**WORK TO DO:** Scan the data below for the string "Section". Copy every line where it appears.

Stored data entries
******
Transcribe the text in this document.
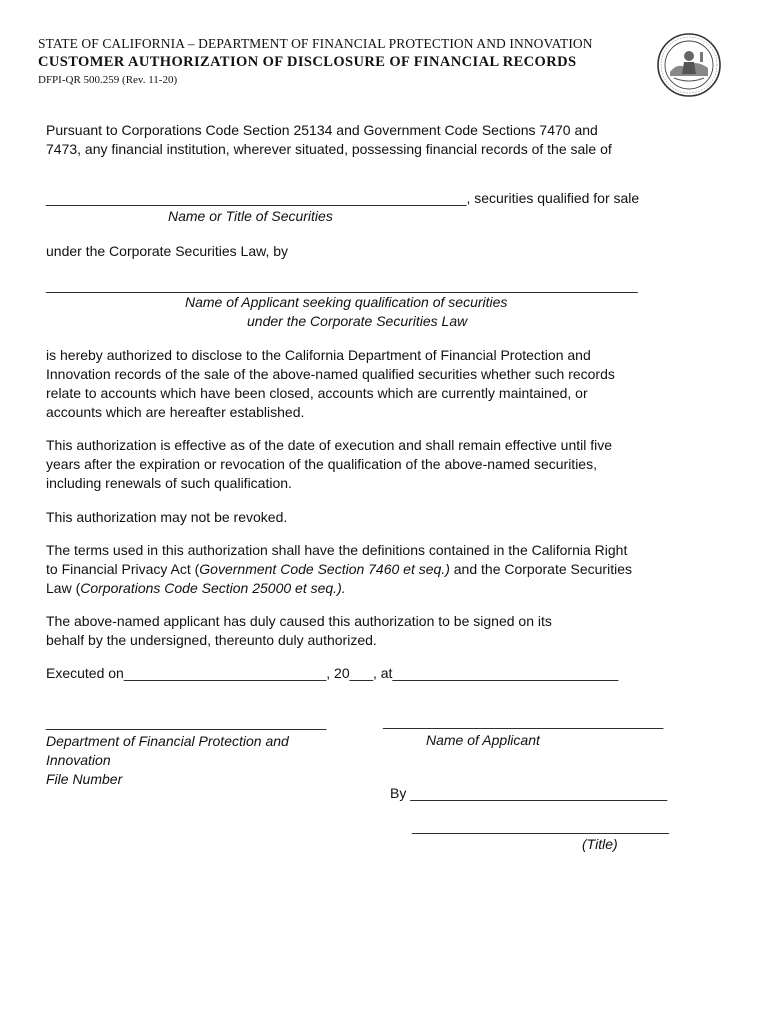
STATE OF CALIFORNIA – DEPARTMENT OF FINANCIAL PROTECTION AND INNOVATION
CUSTOMER AUTHORIZATION OF DISCLOSURE OF FINANCIAL RECORDS
DFPI-QR 500.259 (Rev. 11-20)
Pursuant to Corporations Code Section 25134 and Government Code Sections 7470 and
7473, any financial institution, wherever situated, possessing financial records of the sale of
______________________________________________________, securities qualified for sale
Name or Title of Securities
under the Corporate Securities Law, by
____________________________________________________________________________
Name of Applicant seeking qualification of securities
under the Corporate Securities Law
is hereby authorized to disclose to the California Department of Financial Protection and
Innovation records of the sale of the above-named qualified securities whether such records
relate to accounts which have been closed, accounts which are currently maintained, or
accounts which are hereafter established.
This authorization is effective as of the date of execution and shall remain effective until five
years after the expiration or revocation of the qualification of the above-named securities,
including renewals of such qualification.
This authorization may not be revoked.
The terms used in this authorization shall have the definitions contained in the California Right
to Financial Privacy Act (Government Code Section 7460 et seq.) and the Corporate Securities
Law (Corporations Code Section 25000 et seq.).
The above-named applicant has duly caused this authorization to be signed on its
behalf by the undersigned, thereunto duly authorized.
Executed on__________________________, 20___, at_____________________________
____________________________________
Department of Financial Protection and
Innovation
File Number
____________________________________
Name of Applicant
By _________________________________
_________________________________
(Title)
******
**COMPLETE RESPONSE:**
Pursuant to Corporations Code Section 25134 and Government Code Sections 7470 and
to Financial Privacy Act (Government Code Section 7460 et seq.) and the Corporate Securities
Law (Corporations Code Section 25000 et seq.).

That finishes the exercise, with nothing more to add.